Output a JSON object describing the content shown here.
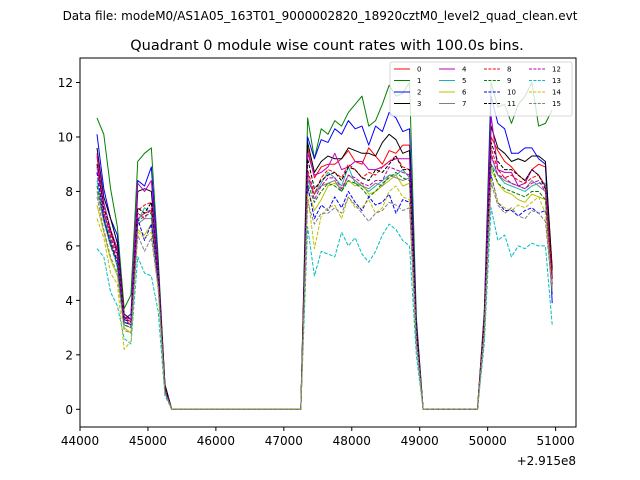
{
  "chart_data": {
    "type": "line",
    "suptitle": "Data file: modeM0/AS1A05_163T01_9000002820_18920cztM0_level2_quad_clean.evt",
    "title": "Quadrant 0 module wise count rates with 100.0s bins.",
    "xlabel": "",
    "ylabel": "",
    "x_offset_label": "+2.915e8",
    "xlim": [
      44000,
      51300
    ],
    "ylim": [
      -0.65,
      12.9
    ],
    "xticks": [
      44000,
      45000,
      46000,
      47000,
      48000,
      49000,
      50000,
      51000
    ],
    "xtick_labels": [
      "44000",
      "45000",
      "46000",
      "47000",
      "48000",
      "49000",
      "50000",
      "51000"
    ],
    "yticks": [
      0,
      2,
      4,
      6,
      8,
      10,
      12
    ],
    "ytick_labels": [
      "0",
      "2",
      "4",
      "6",
      "8",
      "10",
      "12"
    ],
    "grid": false,
    "legend_position": "top-right",
    "legend_columns": 4,
    "segments": [
      {
        "start": 44250,
        "step": 100,
        "count": 10
      },
      {
        "start": 45250,
        "step": 100,
        "count": 21
      },
      {
        "start": 47350,
        "step": 100,
        "count": 16
      },
      {
        "start": 48950,
        "step": 100,
        "count": 2
      },
      {
        "start": 49050,
        "step": 100,
        "count": 10
      },
      {
        "start": 50050,
        "step": 100,
        "count": 10
      }
    ],
    "series": [
      {
        "name": "0",
        "color": "#ff0000",
        "dash": "solid",
        "values": [
          9.3,
          7.2,
          6.5,
          5.8,
          3.4,
          3.2,
          7.0,
          7.2,
          7.3,
          5.0,
          0.8,
          0,
          0,
          0,
          0,
          0,
          0,
          0,
          0,
          0,
          0,
          0,
          0,
          0,
          0,
          0,
          0,
          0,
          0,
          0,
          0,
          9.6,
          8.5,
          8.9,
          9.0,
          9.0,
          9.2,
          9.5,
          9.1,
          9.0,
          9.6,
          9.3,
          9.0,
          9.5,
          9.4,
          9.7,
          9.7,
          3.0,
          0,
          0,
          0,
          0,
          0,
          0,
          0,
          0,
          0,
          0,
          3.5,
          10.0,
          9.5,
          9.1,
          8.9,
          8.6,
          8.4,
          8.8,
          9.0,
          8.9,
          5.2
        ]
      },
      {
        "name": "1",
        "color": "#008000",
        "dash": "solid",
        "values": [
          10.7,
          10.1,
          8.1,
          6.7,
          3.7,
          4.2,
          9.1,
          9.4,
          9.6,
          5.6,
          0.9,
          0,
          0,
          0,
          0,
          0,
          0,
          0,
          0,
          0,
          0,
          0,
          0,
          0,
          0,
          0,
          0,
          0,
          0,
          0,
          0,
          10.7,
          9.2,
          10.3,
          10.1,
          10.6,
          10.4,
          10.9,
          11.2,
          11.5,
          10.4,
          10.6,
          11.2,
          11.9,
          11.5,
          11.6,
          12.0,
          3.4,
          0,
          0,
          0,
          0,
          0,
          0,
          0,
          0,
          0,
          0,
          3.6,
          12.0,
          11.1,
          11.2,
          10.5,
          11.2,
          11.5,
          12.0,
          10.4,
          10.5,
          11.0
        ]
      },
      {
        "name": "2",
        "color": "#0000ff",
        "dash": "solid",
        "values": [
          10.1,
          8.1,
          7.0,
          6.4,
          3.3,
          3.5,
          8.4,
          8.2,
          8.9,
          5.3,
          0.9,
          0,
          0,
          0,
          0,
          0,
          0,
          0,
          0,
          0,
          0,
          0,
          0,
          0,
          0,
          0,
          0,
          0,
          0,
          0,
          0,
          10.0,
          9.2,
          9.9,
          9.8,
          10.3,
          10.1,
          10.6,
          10.3,
          10.4,
          9.7,
          10.4,
          10.2,
          10.9,
          10.7,
          10.2,
          10.3,
          3.2,
          0,
          0,
          0,
          0,
          0,
          0,
          0,
          0,
          0,
          0,
          3.4,
          11.5,
          10.5,
          10.3,
          9.4,
          9.4,
          9.6,
          9.6,
          9.2,
          9.0,
          3.9
        ]
      },
      {
        "name": "3",
        "color": "#000000",
        "dash": "solid",
        "values": [
          9.6,
          7.8,
          7.0,
          6.1,
          3.5,
          3.3,
          8.0,
          8.1,
          8.0,
          5.2,
          0.9,
          0,
          0,
          0,
          0,
          0,
          0,
          0,
          0,
          0,
          0,
          0,
          0,
          0,
          0,
          0,
          0,
          0,
          0,
          0,
          0,
          9.8,
          8.7,
          9.1,
          9.3,
          9.2,
          9.2,
          9.6,
          9.5,
          9.4,
          9.4,
          9.3,
          9.8,
          10.1,
          9.9,
          9.4,
          9.5,
          3.0,
          0,
          0,
          0,
          0,
          0,
          0,
          0,
          0,
          0,
          0,
          3.3,
          10.4,
          9.6,
          9.4,
          9.1,
          9.2,
          9.1,
          9.3,
          9.3,
          9.1,
          5.1
        ]
      },
      {
        "name": "4",
        "color": "#bf00bf",
        "dash": "solid",
        "values": [
          9.4,
          7.6,
          6.6,
          5.9,
          3.4,
          3.3,
          8.3,
          8.0,
          8.4,
          5.1,
          0.8,
          0,
          0,
          0,
          0,
          0,
          0,
          0,
          0,
          0,
          0,
          0,
          0,
          0,
          0,
          0,
          0,
          0,
          0,
          0,
          0,
          9.4,
          8.6,
          8.7,
          8.9,
          9.4,
          8.8,
          8.9,
          9.1,
          9.1,
          8.8,
          8.8,
          8.9,
          9.1,
          9.2,
          9.2,
          9.2,
          2.9,
          0,
          0,
          0,
          0,
          0,
          0,
          0,
          0,
          0,
          0,
          3.3,
          10.8,
          8.8,
          8.7,
          8.7,
          8.2,
          8.3,
          8.8,
          8.6,
          8.2,
          4.9
        ]
      },
      {
        "name": "5",
        "color": "#20b2aa",
        "dash": "solid",
        "values": [
          8.4,
          7.1,
          6.2,
          5.2,
          3.2,
          3.1,
          6.9,
          7.4,
          7.2,
          4.8,
          0.7,
          0,
          0,
          0,
          0,
          0,
          0,
          0,
          0,
          0,
          0,
          0,
          0,
          0,
          0,
          0,
          0,
          0,
          0,
          0,
          0,
          8.4,
          7.9,
          8.3,
          8.7,
          8.5,
          8.2,
          8.9,
          8.3,
          8.2,
          8.0,
          8.2,
          8.4,
          8.6,
          8.6,
          8.8,
          8.5,
          2.7,
          0,
          0,
          0,
          0,
          0,
          0,
          0,
          0,
          0,
          0,
          3.0,
          9.0,
          8.6,
          8.3,
          8.2,
          8.1,
          8.0,
          8.2,
          8.3,
          8.3,
          4.6
        ]
      },
      {
        "name": "6",
        "color": "#bfbf00",
        "dash": "solid",
        "values": [
          7.5,
          6.5,
          5.5,
          4.9,
          3.0,
          2.8,
          6.6,
          6.4,
          6.8,
          4.6,
          0.6,
          0,
          0,
          0,
          0,
          0,
          0,
          0,
          0,
          0,
          0,
          0,
          0,
          0,
          0,
          0,
          0,
          0,
          0,
          0,
          0,
          8.1,
          7.3,
          7.7,
          8.2,
          8.3,
          8.1,
          8.4,
          8.2,
          8.3,
          7.9,
          8.0,
          8.2,
          8.4,
          8.6,
          8.2,
          8.3,
          2.6,
          0,
          0,
          0,
          0,
          0,
          0,
          0,
          0,
          0,
          0,
          2.9,
          8.8,
          8.3,
          8.0,
          7.9,
          7.7,
          7.6,
          7.9,
          7.8,
          7.7,
          4.4
        ]
      },
      {
        "name": "7",
        "color": "#808080",
        "dash": "solid",
        "values": [
          8.0,
          6.9,
          6.0,
          5.5,
          3.1,
          3.0,
          6.8,
          7.0,
          7.0,
          4.7,
          0.7,
          0,
          0,
          0,
          0,
          0,
          0,
          0,
          0,
          0,
          0,
          0,
          0,
          0,
          0,
          0,
          0,
          0,
          0,
          0,
          0,
          8.5,
          7.9,
          8.2,
          8.3,
          8.4,
          8.0,
          8.6,
          8.4,
          8.2,
          8.1,
          8.3,
          8.2,
          8.6,
          8.5,
          8.4,
          8.5,
          2.7,
          0,
          0,
          0,
          0,
          0,
          0,
          0,
          0,
          0,
          0,
          3.0,
          9.3,
          8.6,
          8.4,
          8.3,
          8.2,
          8.1,
          8.4,
          8.2,
          8.0,
          4.5
        ]
      },
      {
        "name": "8",
        "color": "#ff0000",
        "dash": "dashed",
        "values": [
          8.7,
          7.3,
          6.3,
          5.4,
          3.2,
          3.1,
          7.3,
          7.5,
          7.6,
          4.9,
          0.7,
          0,
          0,
          0,
          0,
          0,
          0,
          0,
          0,
          0,
          0,
          0,
          0,
          0,
          0,
          0,
          0,
          0,
          0,
          0,
          0,
          8.8,
          7.9,
          8.5,
          8.8,
          8.7,
          8.5,
          9.0,
          8.8,
          8.5,
          8.7,
          8.6,
          8.9,
          9.1,
          9.3,
          8.9,
          8.8,
          2.8,
          0,
          0,
          0,
          0,
          0,
          0,
          0,
          0,
          0,
          0,
          3.1,
          9.6,
          8.8,
          8.5,
          8.6,
          8.4,
          8.3,
          8.5,
          8.6,
          8.2,
          4.8
        ]
      },
      {
        "name": "9",
        "color": "#008000",
        "dash": "dashed",
        "values": [
          8.2,
          7.0,
          6.0,
          5.3,
          3.1,
          3.0,
          6.9,
          7.1,
          7.2,
          4.7,
          0.7,
          0,
          0,
          0,
          0,
          0,
          0,
          0,
          0,
          0,
          0,
          0,
          0,
          0,
          0,
          0,
          0,
          0,
          0,
          0,
          0,
          8.3,
          7.6,
          8.0,
          8.3,
          8.2,
          8.0,
          8.4,
          8.3,
          8.1,
          7.8,
          8.0,
          8.3,
          8.5,
          8.7,
          8.5,
          8.4,
          2.7,
          0,
          0,
          0,
          0,
          0,
          0,
          0,
          0,
          0,
          0,
          3.0,
          9.0,
          8.3,
          8.1,
          8.0,
          7.9,
          7.8,
          8.0,
          8.0,
          7.7,
          4.5
        ]
      },
      {
        "name": "10",
        "color": "#0000ff",
        "dash": "dashed",
        "values": [
          8.7,
          7.0,
          6.1,
          5.4,
          3.2,
          3.1,
          7.0,
          6.2,
          6.8,
          4.7,
          0.7,
          0,
          0,
          0,
          0,
          0,
          0,
          0,
          0,
          0,
          0,
          0,
          0,
          0,
          0,
          0,
          0,
          0,
          0,
          0,
          0,
          8.2,
          7.0,
          7.5,
          7.3,
          7.8,
          7.4,
          8.0,
          7.6,
          7.3,
          7.8,
          7.5,
          7.6,
          7.9,
          7.2,
          7.7,
          7.6,
          2.5,
          0,
          0,
          0,
          0,
          0,
          0,
          0,
          0,
          0,
          0,
          2.8,
          8.6,
          7.6,
          7.3,
          7.3,
          7.1,
          7.3,
          7.4,
          7.2,
          7.3,
          4.2
        ]
      },
      {
        "name": "11",
        "color": "#000000",
        "dash": "dashed",
        "values": [
          9.0,
          7.4,
          6.6,
          5.7,
          3.3,
          3.2,
          7.4,
          7.2,
          7.6,
          5.0,
          0.8,
          0,
          0,
          0,
          0,
          0,
          0,
          0,
          0,
          0,
          0,
          0,
          0,
          0,
          0,
          0,
          0,
          0,
          0,
          0,
          0,
          9.2,
          8.1,
          8.4,
          8.6,
          8.7,
          8.4,
          8.9,
          8.8,
          8.5,
          8.4,
          8.8,
          8.7,
          9.0,
          9.3,
          8.8,
          8.8,
          2.9,
          0,
          0,
          0,
          0,
          0,
          0,
          0,
          0,
          0,
          0,
          3.2,
          9.8,
          9.1,
          8.8,
          8.8,
          8.6,
          8.4,
          8.8,
          8.6,
          8.1,
          4.8
        ]
      },
      {
        "name": "12",
        "color": "#bf00bf",
        "dash": "dashed",
        "values": [
          8.9,
          7.2,
          6.4,
          5.6,
          3.3,
          3.1,
          7.2,
          7.0,
          7.4,
          4.9,
          0.7,
          0,
          0,
          0,
          0,
          0,
          0,
          0,
          0,
          0,
          0,
          0,
          0,
          0,
          0,
          0,
          0,
          0,
          0,
          0,
          0,
          8.7,
          7.7,
          8.2,
          8.5,
          8.5,
          8.1,
          8.6,
          8.5,
          8.3,
          8.2,
          8.4,
          8.4,
          8.9,
          8.8,
          8.7,
          8.6,
          2.8,
          0,
          0,
          0,
          0,
          0,
          0,
          0,
          0,
          0,
          0,
          3.1,
          9.4,
          8.6,
          8.5,
          8.3,
          8.2,
          8.1,
          8.3,
          8.4,
          8.0,
          4.6
        ]
      },
      {
        "name": "13",
        "color": "#00bfbf",
        "dash": "dashed",
        "values": [
          5.9,
          5.6,
          4.3,
          3.8,
          2.6,
          2.4,
          5.6,
          5.0,
          4.9,
          3.6,
          0.5,
          0,
          0,
          0,
          0,
          0,
          0,
          0,
          0,
          0,
          0,
          0,
          0,
          0,
          0,
          0,
          0,
          0,
          0,
          0,
          0,
          6.7,
          4.9,
          5.8,
          5.7,
          5.6,
          6.5,
          6.0,
          6.3,
          5.7,
          5.4,
          5.8,
          6.4,
          6.8,
          6.6,
          6.2,
          6.0,
          2.0,
          0,
          0,
          0,
          0,
          0,
          0,
          0,
          0,
          0,
          0,
          2.4,
          7.4,
          6.2,
          6.4,
          5.6,
          6.0,
          5.9,
          6.1,
          6.0,
          6.0,
          3.1
        ]
      },
      {
        "name": "14",
        "color": "#bfbf00",
        "dash": "dashed",
        "values": [
          7.0,
          6.3,
          5.0,
          4.6,
          2.2,
          2.5,
          6.5,
          6.3,
          6.5,
          4.4,
          0.6,
          0,
          0,
          0,
          0,
          0,
          0,
          0,
          0,
          0,
          0,
          0,
          0,
          0,
          0,
          0,
          0,
          0,
          0,
          0,
          0,
          7.9,
          5.9,
          7.1,
          7.4,
          7.5,
          7.0,
          7.8,
          7.4,
          7.4,
          7.7,
          7.2,
          7.4,
          8.0,
          8.2,
          7.8,
          7.7,
          2.5,
          0,
          0,
          0,
          0,
          0,
          0,
          0,
          0,
          0,
          0,
          2.8,
          8.5,
          7.6,
          7.4,
          7.3,
          7.5,
          7.4,
          7.6,
          7.8,
          7.2,
          4.4
        ]
      },
      {
        "name": "15",
        "color": "#808080",
        "dash": "dashed",
        "values": [
          7.8,
          6.6,
          5.6,
          5.0,
          2.9,
          2.8,
          6.4,
          5.8,
          6.3,
          4.5,
          0.6,
          0,
          0,
          0,
          0,
          0,
          0,
          0,
          0,
          0,
          0,
          0,
          0,
          0,
          0,
          0,
          0,
          0,
          0,
          0,
          0,
          7.6,
          6.8,
          7.2,
          7.2,
          7.4,
          7.2,
          7.8,
          7.5,
          7.2,
          6.9,
          7.2,
          7.3,
          7.6,
          7.5,
          7.3,
          7.4,
          2.4,
          0,
          0,
          0,
          0,
          0,
          0,
          0,
          0,
          0,
          0,
          2.7,
          8.3,
          7.5,
          7.2,
          7.4,
          7.1,
          7.0,
          7.3,
          7.2,
          6.9,
          4.3
        ]
      }
    ]
  }
}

++++++++++

Job - Your answer should be a single number: the count of lines in the data that include the word "start".

Task solution - 6